→ What you will do
All of the material below is to be repeated exactly.

→ Data provided
· · · · · · ·

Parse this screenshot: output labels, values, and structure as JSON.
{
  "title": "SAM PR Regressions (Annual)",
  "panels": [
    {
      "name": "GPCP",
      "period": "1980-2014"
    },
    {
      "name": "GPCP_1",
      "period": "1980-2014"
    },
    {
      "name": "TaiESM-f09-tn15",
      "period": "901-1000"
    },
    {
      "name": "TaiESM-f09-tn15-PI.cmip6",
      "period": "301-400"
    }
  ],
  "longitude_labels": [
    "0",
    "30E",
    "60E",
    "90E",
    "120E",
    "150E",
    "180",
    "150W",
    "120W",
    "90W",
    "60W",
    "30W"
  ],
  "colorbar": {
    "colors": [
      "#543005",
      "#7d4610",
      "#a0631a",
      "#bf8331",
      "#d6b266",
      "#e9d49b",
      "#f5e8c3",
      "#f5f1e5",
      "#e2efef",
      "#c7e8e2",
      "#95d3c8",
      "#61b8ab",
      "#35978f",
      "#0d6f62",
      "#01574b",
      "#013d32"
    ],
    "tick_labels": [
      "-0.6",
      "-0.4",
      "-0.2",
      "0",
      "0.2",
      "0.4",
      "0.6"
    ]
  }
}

· · · · · · ·

→ Exercise result
Parse this screenshot: output labels, values, and structure as JSON.
{
  "title": "SAM PR Regressions (Annual)",
  "panels": [
    {
      "name": "GPCP",
      "period": "1980-2014"
    },
    {
      "name": "GPCP_1",
      "period": "1980-2014"
    },
    {
      "name": "TaiESM-f09-tn15",
      "period": "901-1000"
    },
    {
      "name": "TaiESM-f09-tn15-PI.cmip6",
      "period": "301-400"
    }
  ],
  "longitude_labels": [
    "0",
    "30E",
    "60E",
    "90E",
    "120E",
    "150E",
    "180",
    "150W",
    "120W",
    "90W",
    "60W",
    "30W"
  ],
  "colorbar": {
    "colors": [
      "#543005",
      "#7d4610",
      "#a0631a",
      "#bf8331",
      "#d6b266",
      "#e9d49b",
      "#f5e8c3",
      "#f5f1e5",
      "#e2efef",
      "#c7e8e2",
      "#95d3c8",
      "#61b8ab",
      "#35978f",
      "#0d6f62",
      "#01574b",
      "#013d32"
    ],
    "tick_labels": [
      "-0.6",
      "-0.4",
      "-0.2",
      "0",
      "0.2",
      "0.4",
      "0.6"
    ]
  }
}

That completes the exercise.